- _Required task_
Without the pictures, can you quote each line below exactly?

- _Provided information_
* START *

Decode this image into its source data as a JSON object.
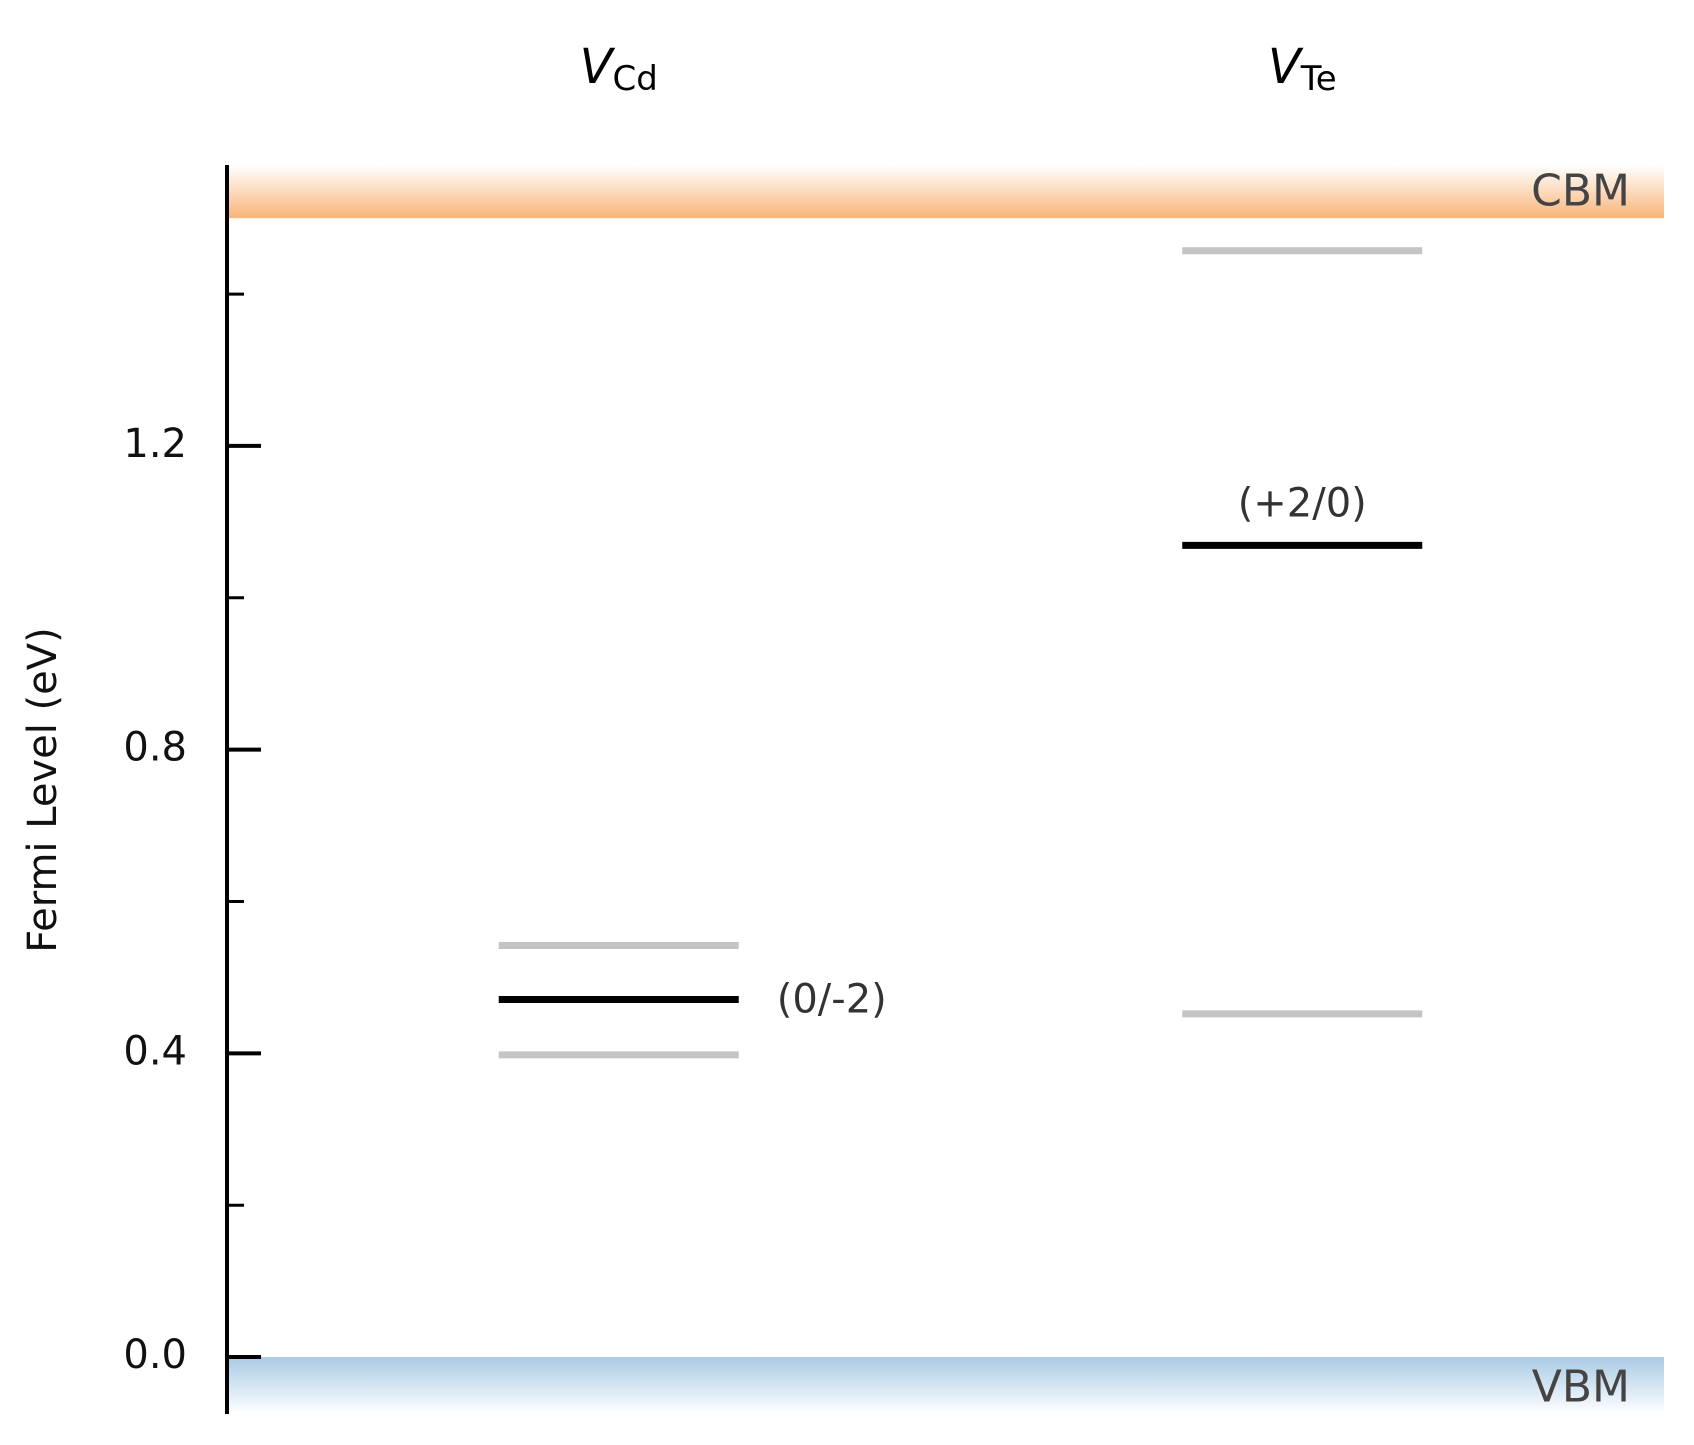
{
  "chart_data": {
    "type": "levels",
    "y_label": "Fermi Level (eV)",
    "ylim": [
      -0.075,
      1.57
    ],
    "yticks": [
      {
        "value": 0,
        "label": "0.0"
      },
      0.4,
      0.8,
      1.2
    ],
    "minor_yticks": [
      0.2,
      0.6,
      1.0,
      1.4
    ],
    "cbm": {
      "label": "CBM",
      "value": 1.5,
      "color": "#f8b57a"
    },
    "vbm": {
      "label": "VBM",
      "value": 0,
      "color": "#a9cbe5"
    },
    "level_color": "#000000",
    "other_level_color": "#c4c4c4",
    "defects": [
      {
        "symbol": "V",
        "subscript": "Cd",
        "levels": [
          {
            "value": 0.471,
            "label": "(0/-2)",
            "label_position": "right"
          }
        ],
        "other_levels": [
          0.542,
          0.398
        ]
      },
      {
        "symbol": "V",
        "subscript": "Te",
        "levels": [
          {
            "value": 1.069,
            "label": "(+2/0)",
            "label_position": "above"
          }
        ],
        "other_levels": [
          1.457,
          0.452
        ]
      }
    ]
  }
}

* END *

- _The reply_
Decode this image into its source data as a JSON object.
{
  "chart_data": {
    "type": "levels",
    "y_label": "Fermi Level (eV)",
    "ylim": [
      -0.075,
      1.57
    ],
    "yticks": [
      {
        "value": 0,
        "label": "0.0"
      },
      0.4,
      0.8,
      1.2
    ],
    "minor_yticks": [
      0.2,
      0.6,
      1.0,
      1.4
    ],
    "cbm": {
      "label": "CBM",
      "value": 1.5,
      "color": "#f8b57a"
    },
    "vbm": {
      "label": "VBM",
      "value": 0,
      "color": "#a9cbe5"
    },
    "level_color": "#000000",
    "other_level_color": "#c4c4c4",
    "defects": [
      {
        "symbol": "V",
        "subscript": "Cd",
        "levels": [
          {
            "value": 0.471,
            "label": "(0/-2)",
            "label_position": "right"
          }
        ],
        "other_levels": [
          0.542,
          0.398
        ]
      },
      {
        "symbol": "V",
        "subscript": "Te",
        "levels": [
          {
            "value": 1.069,
            "label": "(+2/0)",
            "label_position": "above"
          }
        ],
        "other_levels": [
          1.457,
          0.452
        ]
      }
    ]
  }
}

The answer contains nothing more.